-- SUPPLIED DATA start --

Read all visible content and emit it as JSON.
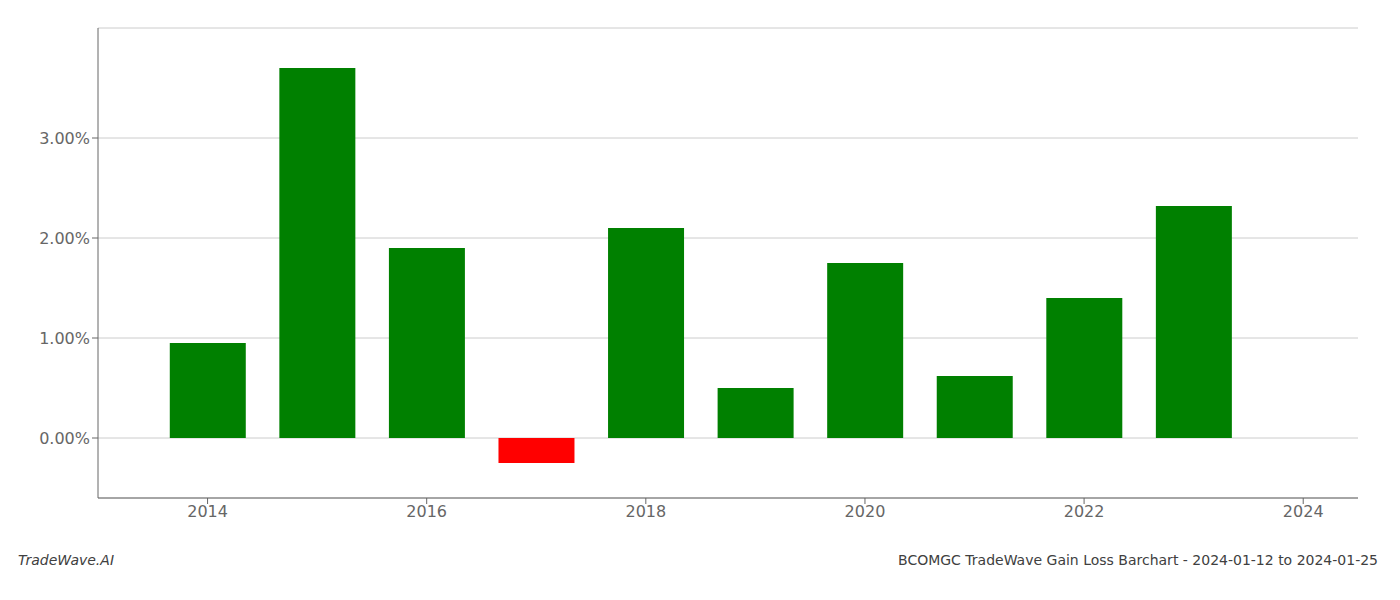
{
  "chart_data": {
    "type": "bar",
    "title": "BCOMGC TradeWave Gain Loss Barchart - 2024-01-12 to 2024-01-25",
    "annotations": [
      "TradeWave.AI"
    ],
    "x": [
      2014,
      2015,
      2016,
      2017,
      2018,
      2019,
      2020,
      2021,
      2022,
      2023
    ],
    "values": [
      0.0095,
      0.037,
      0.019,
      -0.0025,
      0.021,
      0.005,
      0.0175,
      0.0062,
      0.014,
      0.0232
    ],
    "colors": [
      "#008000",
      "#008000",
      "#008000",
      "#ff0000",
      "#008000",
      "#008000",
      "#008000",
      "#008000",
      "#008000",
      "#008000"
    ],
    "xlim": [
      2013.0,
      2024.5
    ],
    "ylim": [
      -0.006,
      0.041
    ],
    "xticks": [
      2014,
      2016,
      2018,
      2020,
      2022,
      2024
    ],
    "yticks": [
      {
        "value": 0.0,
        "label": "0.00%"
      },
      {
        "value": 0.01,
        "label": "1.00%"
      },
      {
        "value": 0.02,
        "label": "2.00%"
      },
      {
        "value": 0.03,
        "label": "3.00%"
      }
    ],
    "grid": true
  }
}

-- SUPPLIED DATA end --
-- SUPPLIED DATA start --

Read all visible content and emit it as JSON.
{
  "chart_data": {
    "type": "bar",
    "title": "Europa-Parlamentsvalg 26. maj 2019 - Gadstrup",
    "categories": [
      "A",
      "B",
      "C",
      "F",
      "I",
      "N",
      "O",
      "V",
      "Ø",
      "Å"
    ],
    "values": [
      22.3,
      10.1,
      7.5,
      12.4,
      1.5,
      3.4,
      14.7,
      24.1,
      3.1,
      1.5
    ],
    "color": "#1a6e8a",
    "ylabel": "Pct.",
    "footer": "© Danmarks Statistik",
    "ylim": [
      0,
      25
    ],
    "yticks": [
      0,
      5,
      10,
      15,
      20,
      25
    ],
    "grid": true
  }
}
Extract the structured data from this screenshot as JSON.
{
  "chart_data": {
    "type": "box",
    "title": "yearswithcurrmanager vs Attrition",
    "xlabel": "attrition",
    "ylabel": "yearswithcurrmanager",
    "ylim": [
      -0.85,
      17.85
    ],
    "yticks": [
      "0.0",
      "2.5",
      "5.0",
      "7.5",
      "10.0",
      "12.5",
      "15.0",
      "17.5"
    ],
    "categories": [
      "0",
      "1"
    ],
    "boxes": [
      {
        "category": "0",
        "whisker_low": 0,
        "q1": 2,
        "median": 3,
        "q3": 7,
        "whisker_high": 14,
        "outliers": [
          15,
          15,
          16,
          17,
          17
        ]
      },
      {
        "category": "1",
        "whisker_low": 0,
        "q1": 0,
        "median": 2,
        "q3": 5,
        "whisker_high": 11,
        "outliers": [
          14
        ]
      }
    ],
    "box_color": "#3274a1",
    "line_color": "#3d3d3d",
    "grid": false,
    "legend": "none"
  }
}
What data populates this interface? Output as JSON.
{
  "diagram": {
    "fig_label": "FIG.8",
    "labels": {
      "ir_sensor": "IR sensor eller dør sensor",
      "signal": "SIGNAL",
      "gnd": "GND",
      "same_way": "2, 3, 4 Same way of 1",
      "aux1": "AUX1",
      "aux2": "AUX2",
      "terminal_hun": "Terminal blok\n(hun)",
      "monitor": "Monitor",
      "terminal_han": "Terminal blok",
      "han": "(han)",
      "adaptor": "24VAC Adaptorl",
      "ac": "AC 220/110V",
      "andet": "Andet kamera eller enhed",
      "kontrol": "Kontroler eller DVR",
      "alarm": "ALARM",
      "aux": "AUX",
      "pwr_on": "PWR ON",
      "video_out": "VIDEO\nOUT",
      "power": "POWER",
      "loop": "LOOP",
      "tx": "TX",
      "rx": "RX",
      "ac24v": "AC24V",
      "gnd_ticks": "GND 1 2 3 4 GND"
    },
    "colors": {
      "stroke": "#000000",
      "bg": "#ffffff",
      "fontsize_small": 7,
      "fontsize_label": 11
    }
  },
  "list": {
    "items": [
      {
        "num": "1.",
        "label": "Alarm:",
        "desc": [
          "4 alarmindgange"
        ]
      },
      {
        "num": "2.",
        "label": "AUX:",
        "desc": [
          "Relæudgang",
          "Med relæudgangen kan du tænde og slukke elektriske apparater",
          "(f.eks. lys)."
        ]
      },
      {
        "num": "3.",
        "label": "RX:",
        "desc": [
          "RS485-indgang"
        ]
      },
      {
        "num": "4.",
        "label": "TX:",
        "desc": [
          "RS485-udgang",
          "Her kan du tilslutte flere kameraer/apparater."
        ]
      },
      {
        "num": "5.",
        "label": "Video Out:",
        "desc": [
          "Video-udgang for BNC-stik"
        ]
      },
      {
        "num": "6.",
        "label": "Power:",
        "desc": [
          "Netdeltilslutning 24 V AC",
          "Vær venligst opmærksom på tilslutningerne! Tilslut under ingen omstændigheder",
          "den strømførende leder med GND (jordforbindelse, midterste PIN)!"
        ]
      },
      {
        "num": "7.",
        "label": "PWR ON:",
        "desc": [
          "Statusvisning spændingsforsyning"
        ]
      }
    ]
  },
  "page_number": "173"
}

-- SUPPLIED DATA end --

*PROMPT*
Copy each line that holds the word "eller".

*TASK OUTPUT*
      "ir_sensor": "IR sensor eller dør sensor",
      "andet": "Andet kamera eller enhed",
      "kontrol": "Kontroler eller DVR",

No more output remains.